** Exercise requirements **
Write out, precisely and in full, each line of the material.

** Supplied data **
┌────────

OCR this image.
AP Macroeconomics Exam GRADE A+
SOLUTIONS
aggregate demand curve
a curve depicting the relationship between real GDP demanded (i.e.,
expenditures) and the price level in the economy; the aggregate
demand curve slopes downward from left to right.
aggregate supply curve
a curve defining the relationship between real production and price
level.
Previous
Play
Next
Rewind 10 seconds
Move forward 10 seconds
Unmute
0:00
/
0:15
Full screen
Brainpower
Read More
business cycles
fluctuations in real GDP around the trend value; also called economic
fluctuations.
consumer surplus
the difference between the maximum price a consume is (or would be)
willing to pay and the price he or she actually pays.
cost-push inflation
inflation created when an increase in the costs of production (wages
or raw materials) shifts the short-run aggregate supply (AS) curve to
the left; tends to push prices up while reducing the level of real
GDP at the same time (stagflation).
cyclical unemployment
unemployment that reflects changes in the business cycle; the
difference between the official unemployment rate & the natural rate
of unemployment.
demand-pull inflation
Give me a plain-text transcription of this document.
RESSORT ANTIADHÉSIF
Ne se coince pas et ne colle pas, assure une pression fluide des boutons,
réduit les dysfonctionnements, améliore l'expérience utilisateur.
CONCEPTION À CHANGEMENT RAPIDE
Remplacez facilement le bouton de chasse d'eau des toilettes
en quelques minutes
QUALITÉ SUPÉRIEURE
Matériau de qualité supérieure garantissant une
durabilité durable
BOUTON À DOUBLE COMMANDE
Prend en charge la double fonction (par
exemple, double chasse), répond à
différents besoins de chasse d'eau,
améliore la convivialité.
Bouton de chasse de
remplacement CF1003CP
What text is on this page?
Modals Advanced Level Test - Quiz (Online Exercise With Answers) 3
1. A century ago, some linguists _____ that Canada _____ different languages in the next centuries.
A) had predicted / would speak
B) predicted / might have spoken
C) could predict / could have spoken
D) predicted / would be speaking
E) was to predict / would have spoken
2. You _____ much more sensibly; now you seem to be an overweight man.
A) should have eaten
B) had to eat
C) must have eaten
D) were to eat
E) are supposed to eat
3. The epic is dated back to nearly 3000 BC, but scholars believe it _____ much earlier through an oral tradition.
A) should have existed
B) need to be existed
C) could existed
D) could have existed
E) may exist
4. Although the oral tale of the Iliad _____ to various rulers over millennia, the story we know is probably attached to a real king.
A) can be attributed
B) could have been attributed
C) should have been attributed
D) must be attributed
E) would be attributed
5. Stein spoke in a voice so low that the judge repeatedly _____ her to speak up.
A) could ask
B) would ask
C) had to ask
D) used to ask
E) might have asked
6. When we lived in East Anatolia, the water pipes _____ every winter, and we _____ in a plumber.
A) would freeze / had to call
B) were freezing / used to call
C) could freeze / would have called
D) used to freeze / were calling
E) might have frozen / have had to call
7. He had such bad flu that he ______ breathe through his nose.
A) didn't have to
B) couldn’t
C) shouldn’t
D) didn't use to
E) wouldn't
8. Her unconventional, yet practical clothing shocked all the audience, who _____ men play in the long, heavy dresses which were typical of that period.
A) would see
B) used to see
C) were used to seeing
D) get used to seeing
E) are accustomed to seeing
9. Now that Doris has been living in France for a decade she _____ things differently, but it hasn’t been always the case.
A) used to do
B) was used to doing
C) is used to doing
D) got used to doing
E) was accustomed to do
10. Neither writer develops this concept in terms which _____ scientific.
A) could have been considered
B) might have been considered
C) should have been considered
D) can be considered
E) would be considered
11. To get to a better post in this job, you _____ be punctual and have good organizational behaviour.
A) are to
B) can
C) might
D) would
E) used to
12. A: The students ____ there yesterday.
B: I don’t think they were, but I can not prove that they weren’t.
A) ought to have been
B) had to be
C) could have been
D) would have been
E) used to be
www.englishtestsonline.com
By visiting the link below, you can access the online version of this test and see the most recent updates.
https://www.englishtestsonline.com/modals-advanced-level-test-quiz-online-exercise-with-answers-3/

└────────

** Output for this exercise **
OCR this image.
AP Macroeconomics Exam GRADE A+
SOLUTIONS
aggregate demand curve
a curve depicting the relationship between real GDP demanded (i.e.,
expenditures) and the price level in the economy; the aggregate
demand curve slopes downward from left to right.
aggregate supply curve
a curve defining the relationship between real production and price
level.
Previous
Play
Next
Rewind 10 seconds
Move forward 10 seconds
Unmute
0:00
/
0:15
Full screen
Brainpower
Read More
business cycles
fluctuations in real GDP around the trend value; also called economic
fluctuations.
consumer surplus
the difference between the maximum price a consume is (or would be)
willing to pay and the price he or she actually pays.
cost-push inflation
inflation created when an increase in the costs of production (wages
or raw materials) shifts the short-run aggregate supply (AS) curve to
the left; tends to push prices up while reducing the level of real
GDP at the same time (stagflation).
cyclical unemployment
unemployment that reflects changes in the business cycle; the
difference between the official unemployment rate & the natural rate
of unemployment.
demand-pull inflation
Give me a plain-text transcription of this document.
RESSORT ANTIADHÉSIF
Ne se coince pas et ne colle pas, assure une pression fluide des boutons,
réduit les dysfonctionnements, améliore l'expérience utilisateur.
CONCEPTION À CHANGEMENT RAPIDE
Remplacez facilement le bouton de chasse d'eau des toilettes
en quelques minutes
QUALITÉ SUPÉRIEURE
Matériau de qualité supérieure garantissant une
durabilité durable
BOUTON À DOUBLE COMMANDE
Prend en charge la double fonction (par
exemple, double chasse), répond à
différents besoins de chasse d'eau,
améliore la convivialité.
Bouton de chasse de
remplacement CF1003CP
What text is on this page?
Modals Advanced Level Test - Quiz (Online Exercise With Answers) 3
1. A century ago, some linguists _____ that Canada _____ different languages in the next centuries.
A) had predicted / would speak
B) predicted / might have spoken
C) could predict / could have spoken
D) predicted / would be speaking
E) was to predict / would have spoken
2. You _____ much more sensibly; now you seem to be an overweight man.
A) should have eaten
B) had to eat
C) must have eaten
D) were to eat
E) are supposed to eat
3. The epic is dated back to nearly 3000 BC, but scholars believe it _____ much earlier through an oral tradition.
A) should have existed
B) need to be existed
C) could existed
D) could have existed
E) may exist
4. Although the oral tale of the Iliad _____ to various rulers over millennia, the story we know is probably attached to a real king.
A) can be attributed
B) could have been attributed
C) should have been attributed
D) must be attributed
E) would be attributed
5. Stein spoke in a voice so low that the judge repeatedly _____ her to speak up.
A) could ask
B) would ask
C) had to ask
D) used to ask
E) might have asked
6. When we lived in East Anatolia, the water pipes _____ every winter, and we _____ in a plumber.
A) would freeze / had to call
B) were freezing / used to call
C) could freeze / would have called
D) used to freeze / were calling
E) might have frozen / have had to call
7. He had such bad flu that he ______ breathe through his nose.
A) didn't have to
B) couldn’t
C) shouldn’t
D) didn't use to
E) wouldn't
8. Her unconventional, yet practical clothing shocked all the audience, who _____ men play in the long, heavy dresses which were typical of that period.
A) would see
B) used to see
C) were used to seeing
D) get used to seeing
E) are accustomed to seeing
9. Now that Doris has been living in France for a decade she _____ things differently, but it hasn’t been always the case.
A) used to do
B) was used to doing
C) is used to doing
D) got used to doing
E) was accustomed to do
10. Neither writer develops this concept in terms which _____ scientific.
A) could have been considered
B) might have been considered
C) should have been considered
D) can be considered
E) would be considered
11. To get to a better post in this job, you _____ be punctual and have good organizational behaviour.
A) are to
B) can
C) might
D) would
E) used to
12. A: The students ____ there yesterday.
B: I don’t think they were, but I can not prove that they weren’t.
A) ought to have been
B) had to be
C) could have been
D) would have been
E) used to be
www.englishtestsonline.com
By visiting the link below, you can access the online version of this test and see the most recent updates.
https://www.englishtestsonline.com/modals-advanced-level-test-quiz-online-exercise-with-answers-3/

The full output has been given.